● What you will do
Scan the entries and tally the lines that include the string "Mijares". Reply with the figure alone.

Entries taken from a collection:

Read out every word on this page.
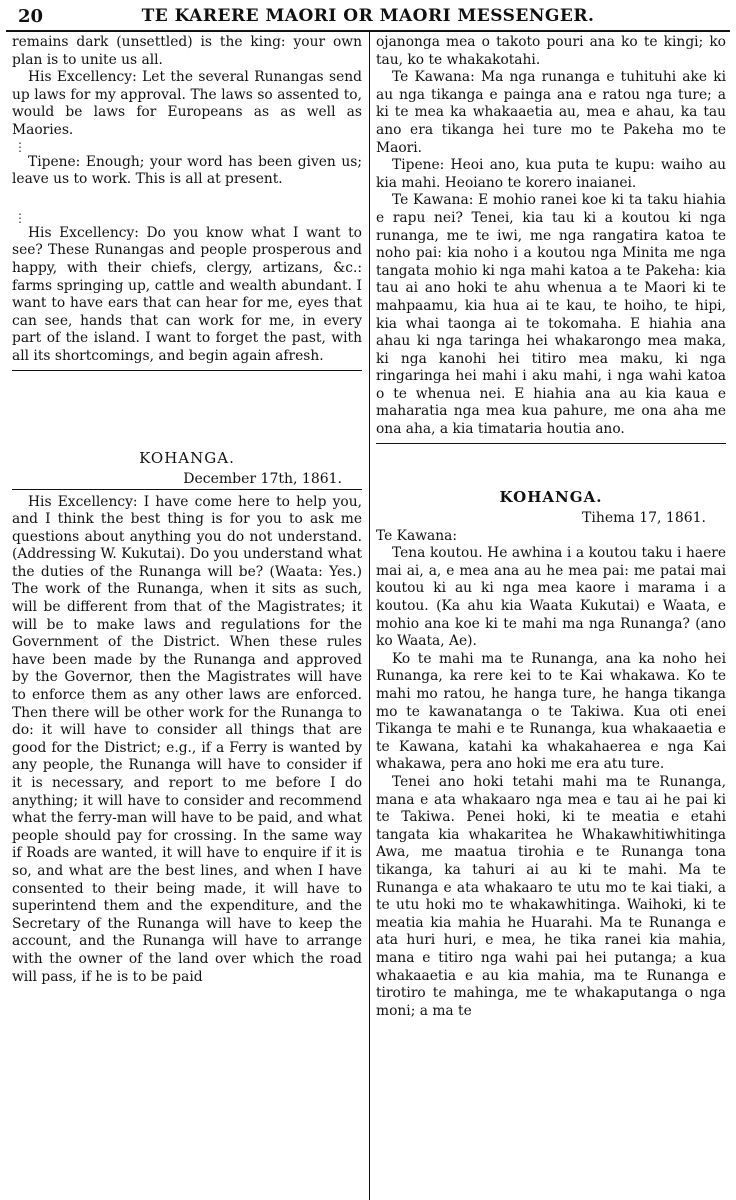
20	TE KARERE MAORI OR MAORI MESSENGER.

remains dark (unsettled) is the king: your own plan is to unite us all.

His Excellency: Let the several Runangas send up laws for my approval. The laws so assented to, would be laws for Europeans as as well as Maories.

⋮

Tipene: Enough; your word has been given us; leave us to work. This is all at present.

⋮

His Excellency: Do you know what I want to see? These Runangas and people prosperous and happy, with their chiefs, clergy, artizans, &c.: farms springing up, cattle and wealth abundant. I want to have ears that can hear for me, eyes that can see, hands that can work for me, in every part of the island. I want to forget the past, with all its shortcomings, and begin again afresh.

KOHANGA.

December 17th, 1861.

His Excellency: I have come here to help you, and I think the best thing is for you to ask me questions about anything you do not understand. (Addressing W. Kukutai). Do you understand what the duties of the Runanga will be? (Waata: Yes.) The work of the Runanga, when it sits as such, will be different from that of the Magistrates; it will be to make laws and regulations for the Government of the District. When these rules have been made by the Runanga and approved by the Governor, then the Magistrates will have to enforce them as any other laws are enforced. Then there will be other work for the Runanga to do: it will have to consider all things that are good for the District; e.g., if a Ferry is wanted by any people, the Runanga will have to consider if it is necessary, and report to me before I do anything; it will have to consider and recommend what the ferry-man will have to be paid, and what people should pay for crossing. In the same way if Roads are wanted, it will have to enquire if it is so, and what are the best lines, and when I have consented to their being made, it will have to superintend them and the expenditure, and the Secretary of the Runanga will have to keep the account, and the Runanga will have to arrange with the owner of the land over which the road will pass, if he is to be paid

ojanonga mea o takoto pouri ana ko te kingi; ko tau, ko te whakakotahi.

Te Kawana: Ma nga runanga e tuhituhi ake ki au nga tikanga e painga ana e ratou nga ture; a ki te mea ka whakaaetia au, mea e ahau, ka tau ano era tikanga hei ture mo te Pakeha mo te Maori.

Tipene: Heoi ano, kua puta te kupu: waiho au kia mahi. Heoiano te korero inaianei.

Te Kawana: E mohio ranei koe ki ta taku hiahia e rapu nei? Tenei, kia tau ki a koutou ki nga runanga, me te iwi, me nga rangatira katoa te noho pai: kia noho i a koutou nga Minita me nga tangata mohio ki nga mahi katoa a te Pakeha: kia tau ai ano hoki te ahu whenua a te Maori ki te mahpaamu, kia hua ai te kau, te hoiho, te hipi, kia whai taonga ai te tokomaha. E hiahia ana ahau ki nga taringa hei whakarongo mea maka, ki nga kanohi hei titiro mea maku, ki nga ringaringa hei mahi i aku mahi, i nga wahi katoa o te whenua nei. E hiahia ana au kia kaua e maharatia nga mea kua pahure, me ona aha me ona aha, a kia timataria houtia ano.

KOHANGA.

Tihema 17, 1861.

Te Kawana:

Tena koutou. He awhina i a koutou taku i haere mai ai, a, e mea ana au he mea pai: me patai mai koutou ki au ki nga mea kaore i marama i a koutou. (Ka ahu kia Waata Kukutai) e Waata, e mohio ana koe ki te mahi ma nga Runanga? (ano ko Waata, Ae).

Ko te mahi ma te Runanga, ana ka noho hei Runanga, ka rere kei to te Kai whakawa. Ko te mahi mo ratou, he hanga ture, he hanga tikanga mo te kawanatanga o te Takiwa. Kua oti enei Tikanga te mahi e te Runanga, kua whakaaetia e te Kawana, katahi ka whakahaerea e nga Kai whakawa, pera ano hoki me era atu ture.

Tenei ano hoki tetahi mahi ma te Runanga, mana e ata whakaaro nga mea e tau ai he pai ki te Takiwa. Penei hoki, ki te meatia e etahi tangata kia whakaritea he Whakawhitiwhitinga Awa, me maatua tirohia e te Runanga tona tikanga, ka tahuri ai au ki te mahi. Ma te Runanga e ata whakaaro te utu mo te kai tiaki, a te utu hoki mo te whakawhitinga. Waihoki, ki te meatia kia mahia he Huarahi. Ma te Runanga e ata huri huri, e mea, he tika ranei kia mahia, mana e titiro nga wahi pai hei putanga; a kua whakaaetia e au kia mahia, ma te Runanga e tirotiro te mahinga, me te whakaputanga o nga moni; a ma te
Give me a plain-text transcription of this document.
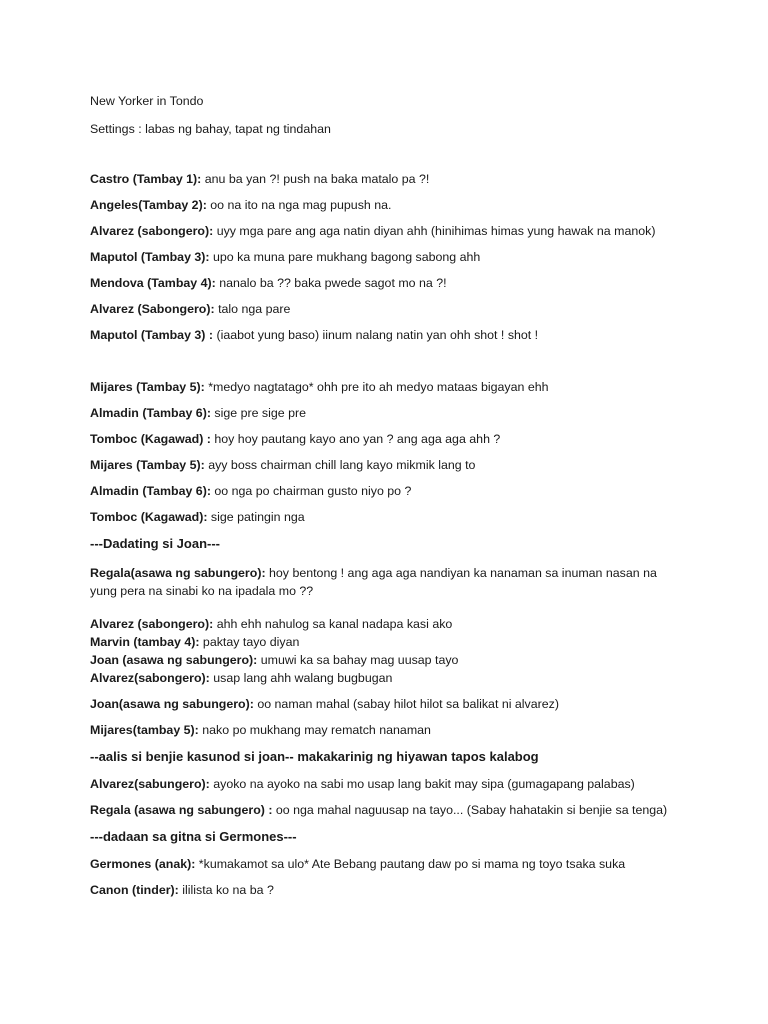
New Yorker in Tondo

Settings : labas ng bahay, tapat ng tindahan

Castro (Tambay 1): anu ba yan ?! push na baka matalo pa ?!

Angeles(Tambay 2): oo na ito na nga mag pupush na.

Alvarez (sabongero): uyy mga pare ang aga natin diyan ahh (hinihimas himas yung hawak na manok)

Maputol (Tambay 3): upo ka muna pare mukhang bagong sabong ahh

Mendova (Tambay 4): nanalo ba ?? baka pwede sagot mo na ?!

Alvarez (Sabongero): talo nga pare

Maputol (Tambay 3) : (iaabot yung baso) iinum nalang natin yan ohh shot ! shot !

Mijares (Tambay 5): *medyo nagtatago* ohh pre ito ah medyo mataas bigayan ehh

Almadin (Tambay 6): sige pre sige pre

Tomboc (Kagawad) : hoy hoy pautang kayo ano yan ? ang aga aga ahh ?

Mijares (Tambay 5): ayy boss chairman chill lang kayo mikmik lang to

Almadin (Tambay 6): oo nga po chairman gusto niyo po ?

Tomboc (Kagawad): sige patingin nga

---Dadating si Joan---

Regala(asawa ng sabungero): hoy bentong ! ang aga aga nandiyan ka nanaman sa inuman nasan na yung pera na sinabi ko na ipadala mo ??

Alvarez (sabongero): ahh ehh nahulog sa kanal nadapa kasi ako

Marvin (tambay 4): paktay tayo diyan

Joan (asawa ng sabungero): umuwi ka sa bahay mag uusap tayo

Alvarez(sabongero): usap lang ahh walang bugbugan

Joan(asawa ng sabungero): oo naman mahal (sabay hilot hilot sa balikat ni alvarez)

Mijares(tambay 5): nako po mukhang may rematch nanaman

--aalis si benjie kasunod si joan-- makakarinig ng hiyawan tapos kalabog

Alvarez(sabungero): ayoko na ayoko na sabi mo usap lang bakit may sipa (gumagapang palabas)

Regala (asawa ng sabungero) : oo nga mahal naguusap na tayo... (Sabay hahatakin si benjie sa tenga)

---dadaan sa gitna si Germones---

Germones (anak): *kumakamot sa ulo* Ate Bebang pautang daw po si mama ng toyo tsaka suka

Canon (tinder): ililista ko na ba ?
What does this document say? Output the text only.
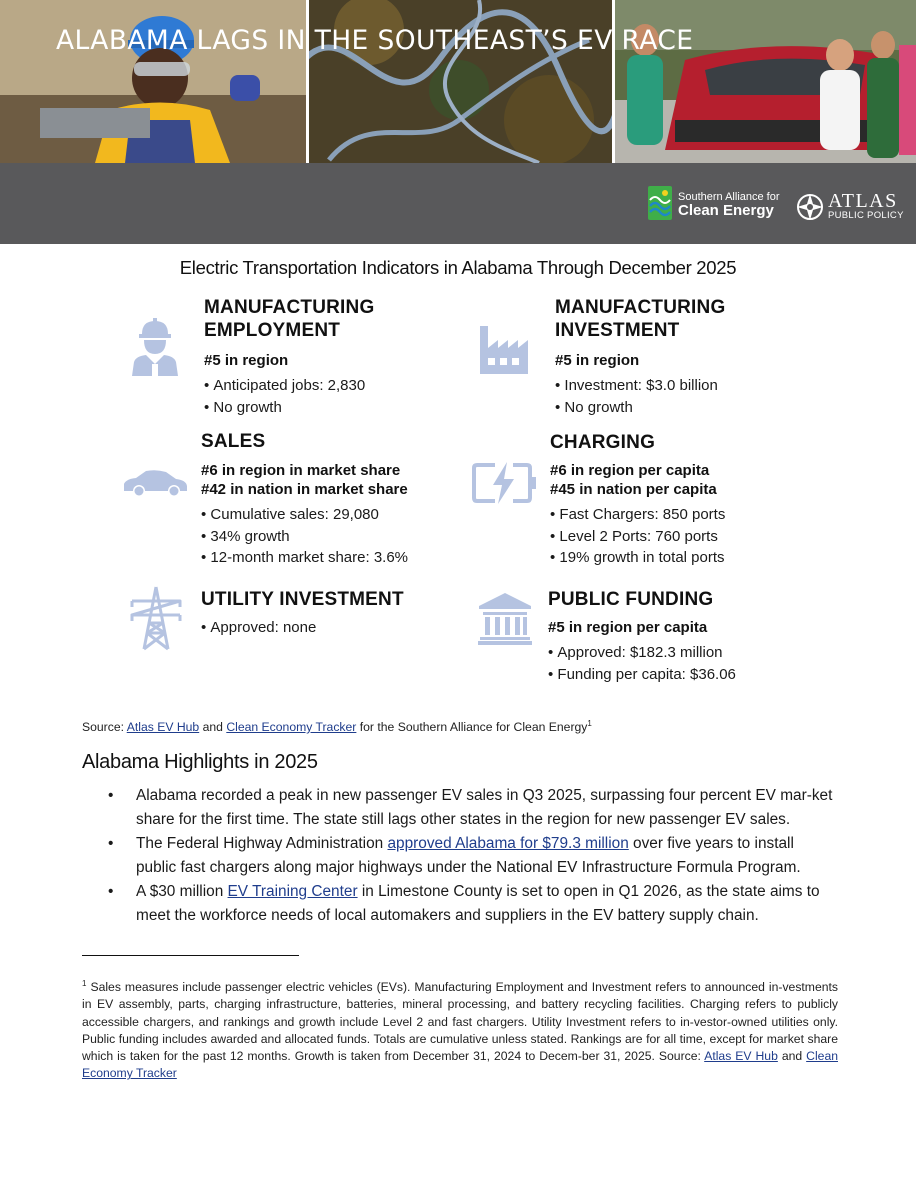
ALABAMA LAGS IN THE SOUTHEAST’S EV RACE
Southern Alliance for
Clean Energy	ATLAS
PUBLIC POLICY
Electric Transportation Indicators in Alabama Through December 2025
MANUFACTURING
EMPLOYMENT
#5 in region
• Anticipated jobs: 2,830
• No growth
MANUFACTURING
INVESTMENT
#5 in region
• Investment: $3.0 billion
• No growth
SALES
#6 in region in market share
#42 in nation in market share
• Cumulative sales: 29,080
• 34% growth
• 12-month market share: 3.6%
CHARGING
#6 in region per capita
#45 in nation per capita
• Fast Chargers: 850 ports
• Level 2 Ports: 760 ports
• 19% growth in total ports
UTILITY INVESTMENT
• Approved: none
PUBLIC FUNDING
#5 in region per capita
• Approved: $182.3 million
• Funding per capita: $36.06
Source: Atlas EV Hub and Clean Economy Tracker for the Southern Alliance for Clean Energy$^1$
Alabama Highlights in 2025
• Alabama recorded a peak in new passenger EV sales in Q3 2025, surpassing four percent EV mar-ket share for the first time. The state still lags other states in the region for new passenger EV sales.
• The Federal Highway Administration approved Alabama for $79.3 million over five years to install public fast chargers along major highways under the National EV Infrastructure Formula Program.
• A $30 million EV Training Center in Limestone County is set to open in Q1 2026, as the state aims to meet the workforce needs of local automakers and suppliers in the EV battery supply chain.
$^1$ Sales measures include passenger electric vehicles (EVs). Manufacturing Employment and Investment refers to announced in-vestments in EV assembly, parts, charging infrastructure, batteries, mineral processing, and battery recycling facilities. Charging refers to publicly accessible chargers, and rankings and growth include Level 2 and fast chargers. Utility Investment refers to in-vestor-owned utilities only. Public funding includes awarded and allocated funds. Totals are cumulative unless stated. Rankings are for all time, except for market share which is taken for the past 12 months. Growth is taken from December 31, 2024 to Decem-ber 31, 2025. Source: Atlas EV Hub and Clean Economy Tracker
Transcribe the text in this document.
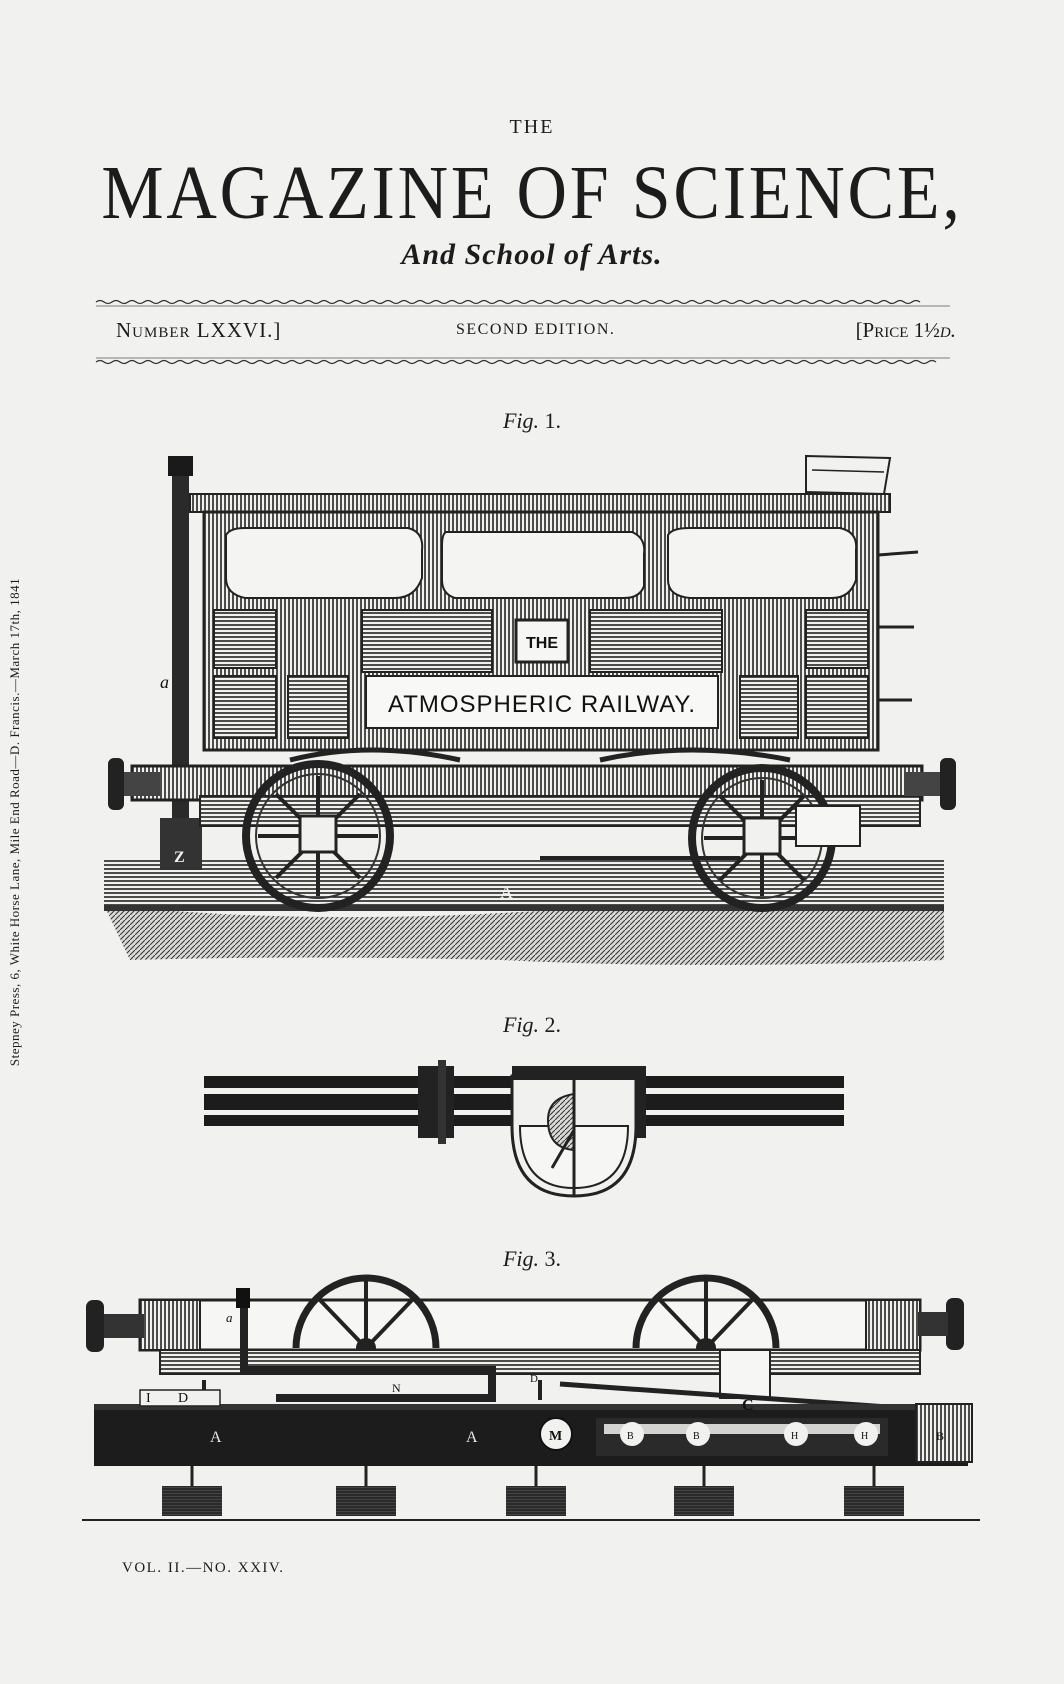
THE
MAGAZINE OF SCIENCE,
And School of Arts.
THE
ATMOSPHERIC RAILWAY.
a
Z
A
a
I D
D
N
A	A	M	B	B
C
H	H	B
Number LXXVI.]	SECOND EDITION.	[Price 1½d.
Fig. 1.
Fig. 2.
Fig. 3.
Stepney Press, 6, White Horse Lane, Mile End Road—D. Francis.—March 17th, 1841
VOL. II.—NO. XXIV.
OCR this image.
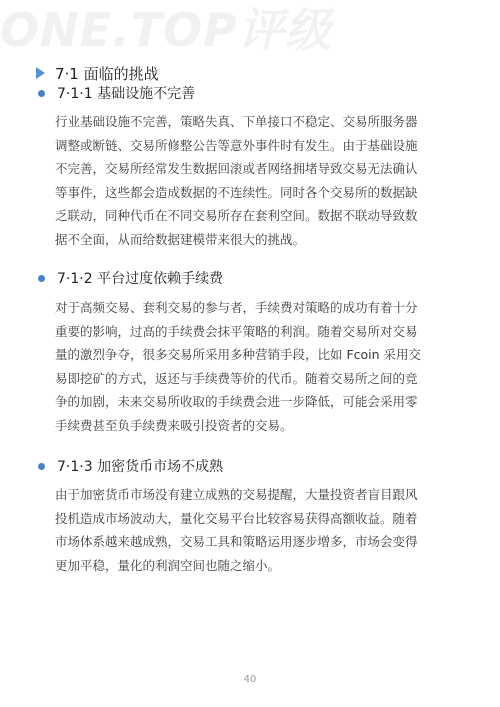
ONE.TOP评级
7·1 面临的挑战
7·1·1 基础设施不完善
行业基础设施不完善，策略失真、下单接口不稳定、交易所服务器
调整或断链、交易所修整公告等意外事件时有发生。由于基础设施
不完善，交易所经常发生数据回滚或者网络拥堵导致交易无法确认
等事件，这些都会造成数据的不连续性。同时各个交易所的数据缺
乏联动，同种代币在不同交易所存在套利空间。数据不联动导致数
据不全面，从而给数据建模带来很大的挑战。
7·1·2 平台过度依赖手续费
对于高频交易、套利交易的参与者，手续费对策略的成功有着十分
重要的影响，过高的手续费会抹平策略的利润。随着交易所对交易
量的激烈争夺，很多交易所采用多种营销手段，比如 Fcoin 采用交
易即挖矿的方式，返还与手续费等价的代币。随着交易所之间的竞
争的加剧，未来交易所收取的手续费会进一步降低，可能会采用零
手续费甚至负手续费来吸引投资者的交易。
7·1·3 加密货币市场不成熟
由于加密货币市场没有建立成熟的交易提醒，大量投资者盲目跟风
投机造成市场波动大，量化交易平台比较容易获得高额收益。随着
市场体系越来越成熟，交易工具和策略运用逐步增多，市场会变得
更加平稳，量化的利润空间也随之缩小。
40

● Answer
3